(What you have to do): Reproduce every line of the records below verbatim, with each name, text fragment and set of coordinates unchanged.

=====

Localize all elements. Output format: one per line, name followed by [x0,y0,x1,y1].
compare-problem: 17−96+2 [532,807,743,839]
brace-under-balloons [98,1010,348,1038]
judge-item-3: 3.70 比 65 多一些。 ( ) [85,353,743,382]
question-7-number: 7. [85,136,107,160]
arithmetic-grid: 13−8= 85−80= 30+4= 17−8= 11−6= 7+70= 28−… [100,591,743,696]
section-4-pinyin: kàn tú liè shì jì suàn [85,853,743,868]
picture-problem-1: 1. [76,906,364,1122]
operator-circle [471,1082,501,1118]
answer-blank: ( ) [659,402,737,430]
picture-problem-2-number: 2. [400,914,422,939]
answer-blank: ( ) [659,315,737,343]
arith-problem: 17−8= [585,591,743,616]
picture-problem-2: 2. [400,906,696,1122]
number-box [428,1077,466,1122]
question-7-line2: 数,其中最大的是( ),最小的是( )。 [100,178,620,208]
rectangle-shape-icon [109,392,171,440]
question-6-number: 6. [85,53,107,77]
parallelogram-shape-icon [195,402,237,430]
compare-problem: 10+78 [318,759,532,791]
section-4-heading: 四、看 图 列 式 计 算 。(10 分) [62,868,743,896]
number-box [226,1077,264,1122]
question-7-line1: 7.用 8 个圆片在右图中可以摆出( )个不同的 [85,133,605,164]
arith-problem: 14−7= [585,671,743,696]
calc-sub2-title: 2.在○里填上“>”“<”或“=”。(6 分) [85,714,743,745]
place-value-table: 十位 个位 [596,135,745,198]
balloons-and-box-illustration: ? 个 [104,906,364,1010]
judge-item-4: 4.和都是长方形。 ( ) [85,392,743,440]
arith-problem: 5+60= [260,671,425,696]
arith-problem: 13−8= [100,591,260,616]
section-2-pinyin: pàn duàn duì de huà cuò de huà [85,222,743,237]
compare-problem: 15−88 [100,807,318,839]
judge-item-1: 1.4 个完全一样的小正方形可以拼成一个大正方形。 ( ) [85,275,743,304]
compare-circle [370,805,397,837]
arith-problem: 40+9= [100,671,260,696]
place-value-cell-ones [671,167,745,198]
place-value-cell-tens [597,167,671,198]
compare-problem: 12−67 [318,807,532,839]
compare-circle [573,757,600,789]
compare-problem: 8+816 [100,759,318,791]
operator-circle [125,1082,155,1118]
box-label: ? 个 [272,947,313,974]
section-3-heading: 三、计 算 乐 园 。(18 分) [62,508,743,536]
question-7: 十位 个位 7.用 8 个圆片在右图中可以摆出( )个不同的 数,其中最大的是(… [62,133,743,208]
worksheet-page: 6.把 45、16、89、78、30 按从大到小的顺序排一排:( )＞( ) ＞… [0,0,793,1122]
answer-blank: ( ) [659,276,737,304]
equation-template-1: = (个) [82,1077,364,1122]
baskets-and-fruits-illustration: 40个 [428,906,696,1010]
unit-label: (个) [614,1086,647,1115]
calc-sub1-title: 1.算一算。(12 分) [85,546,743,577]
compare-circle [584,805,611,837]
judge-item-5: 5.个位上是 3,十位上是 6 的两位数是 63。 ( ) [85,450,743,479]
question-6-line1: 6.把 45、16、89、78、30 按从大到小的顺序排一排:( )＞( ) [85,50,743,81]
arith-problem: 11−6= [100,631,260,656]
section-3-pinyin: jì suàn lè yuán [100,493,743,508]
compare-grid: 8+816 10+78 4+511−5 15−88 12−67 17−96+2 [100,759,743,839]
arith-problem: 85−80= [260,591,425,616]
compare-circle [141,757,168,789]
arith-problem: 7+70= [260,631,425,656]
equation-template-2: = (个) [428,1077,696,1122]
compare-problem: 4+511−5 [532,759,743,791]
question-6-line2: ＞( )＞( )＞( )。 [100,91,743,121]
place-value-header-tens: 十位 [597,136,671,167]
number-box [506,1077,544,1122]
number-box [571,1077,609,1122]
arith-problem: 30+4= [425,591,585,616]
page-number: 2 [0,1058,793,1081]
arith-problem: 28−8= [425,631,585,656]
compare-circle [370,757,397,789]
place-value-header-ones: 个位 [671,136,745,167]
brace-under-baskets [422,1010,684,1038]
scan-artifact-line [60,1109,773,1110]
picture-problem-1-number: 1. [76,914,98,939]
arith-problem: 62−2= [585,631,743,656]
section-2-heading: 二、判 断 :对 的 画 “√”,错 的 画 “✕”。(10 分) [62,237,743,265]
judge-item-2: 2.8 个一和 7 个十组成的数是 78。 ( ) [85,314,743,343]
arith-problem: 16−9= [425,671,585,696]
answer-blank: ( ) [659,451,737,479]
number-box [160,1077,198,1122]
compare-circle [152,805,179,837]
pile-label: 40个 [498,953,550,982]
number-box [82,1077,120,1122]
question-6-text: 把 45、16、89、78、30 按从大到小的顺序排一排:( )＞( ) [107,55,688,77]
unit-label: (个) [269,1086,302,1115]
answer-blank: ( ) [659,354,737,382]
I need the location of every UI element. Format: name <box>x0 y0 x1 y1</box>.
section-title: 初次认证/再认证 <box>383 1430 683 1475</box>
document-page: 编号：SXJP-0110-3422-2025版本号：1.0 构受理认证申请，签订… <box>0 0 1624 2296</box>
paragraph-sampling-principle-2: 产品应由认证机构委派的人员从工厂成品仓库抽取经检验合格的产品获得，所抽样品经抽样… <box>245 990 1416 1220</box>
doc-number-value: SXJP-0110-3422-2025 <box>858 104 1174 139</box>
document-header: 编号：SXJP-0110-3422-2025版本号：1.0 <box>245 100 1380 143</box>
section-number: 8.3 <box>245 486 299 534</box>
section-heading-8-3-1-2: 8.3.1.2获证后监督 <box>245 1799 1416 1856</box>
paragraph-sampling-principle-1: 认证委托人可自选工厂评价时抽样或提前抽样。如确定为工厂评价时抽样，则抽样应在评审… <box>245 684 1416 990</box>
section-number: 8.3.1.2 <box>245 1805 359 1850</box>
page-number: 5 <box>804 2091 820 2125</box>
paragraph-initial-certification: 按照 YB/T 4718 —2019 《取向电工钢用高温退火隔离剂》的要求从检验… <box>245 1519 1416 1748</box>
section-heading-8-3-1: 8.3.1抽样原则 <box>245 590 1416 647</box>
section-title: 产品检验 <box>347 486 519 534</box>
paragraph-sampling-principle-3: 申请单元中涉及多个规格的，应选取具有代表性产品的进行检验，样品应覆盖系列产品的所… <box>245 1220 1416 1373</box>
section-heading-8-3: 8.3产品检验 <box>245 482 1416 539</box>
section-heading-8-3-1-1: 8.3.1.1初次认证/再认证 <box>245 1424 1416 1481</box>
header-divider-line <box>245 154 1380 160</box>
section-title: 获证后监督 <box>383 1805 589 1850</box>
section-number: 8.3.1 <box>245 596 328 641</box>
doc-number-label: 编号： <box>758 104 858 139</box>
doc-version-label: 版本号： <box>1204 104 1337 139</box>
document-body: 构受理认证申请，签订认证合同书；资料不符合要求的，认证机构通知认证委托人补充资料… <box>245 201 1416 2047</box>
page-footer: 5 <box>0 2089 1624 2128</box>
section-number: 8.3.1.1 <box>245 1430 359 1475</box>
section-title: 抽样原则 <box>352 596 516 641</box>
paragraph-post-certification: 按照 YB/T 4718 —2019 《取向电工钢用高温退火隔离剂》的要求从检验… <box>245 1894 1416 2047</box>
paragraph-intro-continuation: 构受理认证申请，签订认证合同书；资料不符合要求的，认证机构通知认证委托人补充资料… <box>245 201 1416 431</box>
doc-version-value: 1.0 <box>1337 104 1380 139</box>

=====

(Task answer):
Localize all elements. Output format: one per line, name followed by [x0,y0,x1,y1].
compare-problem: 17−96+2 [532,807,743,839]
brace-under-balloons [98,1010,348,1038]
judge-item-3: 3.70 比 65 多一些。 ( ) [85,353,743,382]
question-7-number: 7. [85,136,107,160]
arithmetic-grid: 13−8= 85−80= 30+4= 17−8= 11−6= 7+70= 28−… [100,591,743,696]
section-4-pinyin: kàn tú liè shì jì suàn [85,853,743,868]
picture-problem-1: 1. [76,906,364,1122]
operator-circle [471,1082,501,1118]
answer-blank: ( ) [659,402,737,430]
picture-problem-2-number: 2. [400,914,422,939]
answer-blank: ( ) [659,315,737,343]
arith-problem: 17−8= [585,591,743,616]
picture-problem-2: 2. [400,906,696,1122]
number-box [428,1077,466,1122]
question-7-line2: 数,其中最大的是( ),最小的是( )。 [100,178,620,208]
rectangle-shape-icon [109,392,171,440]
question-6-number: 6. [85,53,107,77]
parallelogram-shape-icon [195,402,237,430]
compare-problem: 10+78 [318,759,532,791]
section-4-heading: 四、看 图 列 式 计 算 。(10 分) [62,868,743,896]
number-box [226,1077,264,1122]
question-7-line1: 7.用 8 个圆片在右图中可以摆出( )个不同的 [85,133,605,164]
arith-problem: 14−7= [585,671,743,696]
calc-sub2-title: 2.在○里填上“>”“<”或“=”。(6 分) [85,714,743,745]
place-value-table: 十位 个位 [596,135,745,198]
balloons-and-box-illustration: ? 个 [104,906,364,1010]
judge-item-4: 4.和都是长方形。 ( ) [85,392,743,440]
arith-problem: 5+60= [260,671,425,696]
arith-problem: 13−8= [100,591,260,616]
section-2-pinyin: pàn duàn duì de huà cuò de huà [85,222,743,237]
compare-problem: 15−88 [100,807,318,839]
judge-item-1: 1.4 个完全一样的小正方形可以拼成一个大正方形。 ( ) [85,275,743,304]
compare-circle [370,805,397,837]
arith-problem: 40+9= [100,671,260,696]
place-value-cell-ones [671,167,745,198]
place-value-cell-tens [597,167,671,198]
compare-problem: 12−67 [318,807,532,839]
compare-circle [573,757,600,789]
compare-problem: 8+816 [100,759,318,791]
operator-circle [125,1082,155,1118]
box-label: ? 个 [272,947,313,974]
section-3-heading: 三、计 算 乐 园 。(18 分) [62,508,743,536]
question-7: 十位 个位 7.用 8 个圆片在右图中可以摆出( )个不同的 数,其中最大的是(… [62,133,743,208]
worksheet-page: 6.把 45、16、89、78、30 按从大到小的顺序排一排:( )＞( ) ＞… [0,0,793,1122]
answer-blank: ( ) [659,276,737,304]
equation-template-1: = (个) [82,1077,364,1122]
baskets-and-fruits-illustration: 40个 [428,906,696,1010]
unit-label: (个) [614,1086,647,1115]
calc-sub1-title: 1.算一算。(12 分) [85,546,743,577]
compare-circle [584,805,611,837]
judge-item-5: 5.个位上是 3,十位上是 6 的两位数是 63。 ( ) [85,450,743,479]
question-6-line1: 6.把 45、16、89、78、30 按从大到小的顺序排一排:( )＞( ) [85,50,743,81]
arith-problem: 11−6= [100,631,260,656]
section-3-pinyin: jì suàn lè yuán [100,493,743,508]
compare-grid: 8+816 10+78 4+511−5 15−88 12−67 17−96+2 [100,759,743,839]
arith-problem: 85−80= [260,591,425,616]
compare-circle [141,757,168,789]
arith-problem: 7+70= [260,631,425,656]
equation-template-2: = (个) [428,1077,696,1122]
compare-problem: 4+511−5 [532,759,743,791]
question-6-line2: ＞( )＞( )＞( )。 [100,91,743,121]
place-value-header-tens: 十位 [597,136,671,167]
number-box [506,1077,544,1122]
number-box [571,1077,609,1122]
arith-problem: 30+4= [425,591,585,616]
page-number: 2 [0,1058,793,1081]
arith-problem: 28−8= [425,631,585,656]
compare-circle [370,757,397,789]
place-value-header-ones: 个位 [671,136,745,167]
brace-under-baskets [422,1010,684,1038]
scan-artifact-line [60,1109,773,1110]
picture-problem-1-number: 1. [76,914,98,939]
arith-problem: 62−2= [585,631,743,656]
section-2-heading: 二、判 断 :对 的 画 “√”,错 的 画 “✕”。(10 分) [62,237,743,265]
judge-item-2: 2.8 个一和 7 个十组成的数是 78。 ( ) [85,314,743,343]
arith-problem: 16−9= [425,671,585,696]
answer-blank: ( ) [659,451,737,479]
number-box [160,1077,198,1122]
compare-circle [152,805,179,837]
pile-label: 40个 [498,953,550,982]
number-box [82,1077,120,1122]
question-6-text: 把 45、16、89、78、30 按从大到小的顺序排一排:( )＞( ) [107,55,688,77]
unit-label: (个) [269,1086,302,1115]
answer-blank: ( ) [659,354,737,382]
I need the location of every UI element. Format: name <box>x0 y0 x1 y1</box>.
section-title: 初次认证/再认证 <box>383 1430 683 1475</box>
document-page: 编号：SXJP-0110-3422-2025版本号：1.0 构受理认证申请，签订… <box>0 0 1624 2296</box>
paragraph-sampling-principle-2: 产品应由认证机构委派的人员从工厂成品仓库抽取经检验合格的产品获得，所抽样品经抽样… <box>245 990 1416 1220</box>
doc-number-value: SXJP-0110-3422-2025 <box>858 104 1174 139</box>
document-header: 编号：SXJP-0110-3422-2025版本号：1.0 <box>245 100 1380 143</box>
section-number: 8.3 <box>245 486 299 534</box>
section-heading-8-3-1-2: 8.3.1.2获证后监督 <box>245 1799 1416 1856</box>
paragraph-sampling-principle-1: 认证委托人可自选工厂评价时抽样或提前抽样。如确定为工厂评价时抽样，则抽样应在评审… <box>245 684 1416 990</box>
section-number: 8.3.1.2 <box>245 1805 359 1850</box>
page-number: 5 <box>804 2091 820 2125</box>
paragraph-initial-certification: 按照 YB/T 4718 —2019 《取向电工钢用高温退火隔离剂》的要求从检验… <box>245 1519 1416 1748</box>
section-heading-8-3-1: 8.3.1抽样原则 <box>245 590 1416 647</box>
section-title: 产品检验 <box>347 486 519 534</box>
paragraph-sampling-principle-3: 申请单元中涉及多个规格的，应选取具有代表性产品的进行检验，样品应覆盖系列产品的所… <box>245 1220 1416 1373</box>
section-heading-8-3: 8.3产品检验 <box>245 482 1416 539</box>
section-heading-8-3-1-1: 8.3.1.1初次认证/再认证 <box>245 1424 1416 1481</box>
header-divider-line <box>245 154 1380 160</box>
section-title: 获证后监督 <box>383 1805 589 1850</box>
section-number: 8.3.1 <box>245 596 328 641</box>
doc-number-label: 编号： <box>758 104 858 139</box>
doc-version-label: 版本号： <box>1204 104 1337 139</box>
document-body: 构受理认证申请，签订认证合同书；资料不符合要求的，认证机构通知认证委托人补充资料… <box>245 201 1416 2047</box>
page-footer: 5 <box>0 2089 1624 2128</box>
section-number: 8.3.1.1 <box>245 1430 359 1475</box>
section-title: 抽样原则 <box>352 596 516 641</box>
paragraph-post-certification: 按照 YB/T 4718 —2019 《取向电工钢用高温退火隔离剂》的要求从检验… <box>245 1894 1416 2047</box>
paragraph-intro-continuation: 构受理认证申请，签订认证合同书；资料不符合要求的，认证机构通知认证委托人补充资料… <box>245 201 1416 431</box>
doc-version-value: 1.0 <box>1337 104 1380 139</box>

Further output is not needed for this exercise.